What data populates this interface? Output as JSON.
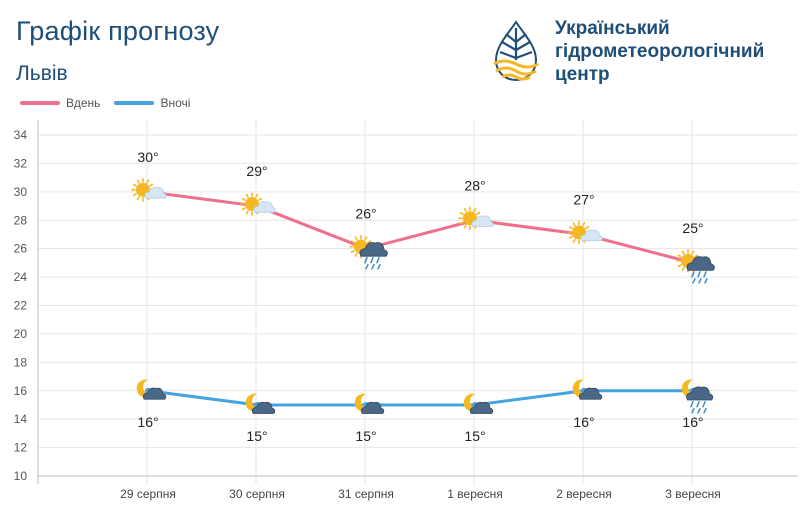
{
  "header": {
    "title": "Графік прогнозу",
    "city": "Львів",
    "org_lines": [
      "Український",
      "гідрометеорологічний",
      "центр"
    ]
  },
  "legend": {
    "day_label": "Вдень",
    "night_label": "Вночі"
  },
  "colors": {
    "day": "#ef6f8e",
    "night": "#45a3dd",
    "text_dark": "#1f4e79",
    "sun": "#f5b822",
    "cloud": "#4a6787"
  },
  "chart_data": {
    "type": "line",
    "categories": [
      "29 серпня",
      "30 серпня",
      "31 серпня",
      "1 вересня",
      "2 вересня",
      "3 вересня"
    ],
    "series": [
      {
        "name": "Вдень",
        "values": [
          30,
          29,
          26,
          28,
          27,
          25
        ],
        "labels": [
          "30°",
          "29°",
          "26°",
          "28°",
          "27°",
          "25°"
        ],
        "icons": [
          "sun-cloud-icon",
          "sun-cloud-icon",
          "sun-cloud-rain-icon",
          "sun-cloud-icon",
          "sun-cloud-icon",
          "sun-cloud-rain-icon"
        ]
      },
      {
        "name": "Вночі",
        "values": [
          16,
          15,
          15,
          15,
          16,
          16
        ],
        "labels": [
          "16°",
          "15°",
          "15°",
          "15°",
          "16°",
          "16°"
        ],
        "icons": [
          "moon-cloud-icon",
          "moon-cloud-icon",
          "moon-cloud-icon",
          "moon-cloud-icon",
          "moon-cloud-icon",
          "moon-cloud-rain-icon"
        ]
      }
    ],
    "yticks": [
      10,
      12,
      14,
      16,
      18,
      20,
      22,
      24,
      26,
      28,
      30,
      32,
      34
    ],
    "ylim": [
      10,
      35
    ],
    "grid": true,
    "legend_position": "top-left"
  }
}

_Exercise requirements_.
From the records given above, reproduce all text exactly and exclude each picture.

_Final answer_.
What data populates this interface? Output as JSON.
{
  "header": {
    "title": "Графік прогнозу",
    "city": "Львів",
    "org_lines": [
      "Український",
      "гідрометеорологічний",
      "центр"
    ]
  },
  "legend": {
    "day_label": "Вдень",
    "night_label": "Вночі"
  },
  "colors": {
    "day": "#ef6f8e",
    "night": "#45a3dd",
    "text_dark": "#1f4e79",
    "sun": "#f5b822",
    "cloud": "#4a6787"
  },
  "chart_data": {
    "type": "line",
    "categories": [
      "29 серпня",
      "30 серпня",
      "31 серпня",
      "1 вересня",
      "2 вересня",
      "3 вересня"
    ],
    "series": [
      {
        "name": "Вдень",
        "values": [
          30,
          29,
          26,
          28,
          27,
          25
        ],
        "labels": [
          "30°",
          "29°",
          "26°",
          "28°",
          "27°",
          "25°"
        ],
        "icons": [
          "sun-cloud-icon",
          "sun-cloud-icon",
          "sun-cloud-rain-icon",
          "sun-cloud-icon",
          "sun-cloud-icon",
          "sun-cloud-rain-icon"
        ]
      },
      {
        "name": "Вночі",
        "values": [
          16,
          15,
          15,
          15,
          16,
          16
        ],
        "labels": [
          "16°",
          "15°",
          "15°",
          "15°",
          "16°",
          "16°"
        ],
        "icons": [
          "moon-cloud-icon",
          "moon-cloud-icon",
          "moon-cloud-icon",
          "moon-cloud-icon",
          "moon-cloud-icon",
          "moon-cloud-rain-icon"
        ]
      }
    ],
    "yticks": [
      10,
      12,
      14,
      16,
      18,
      20,
      22,
      24,
      26,
      28,
      30,
      32,
      34
    ],
    "ylim": [
      10,
      35
    ],
    "grid": true,
    "legend_position": "top-left"
  }
}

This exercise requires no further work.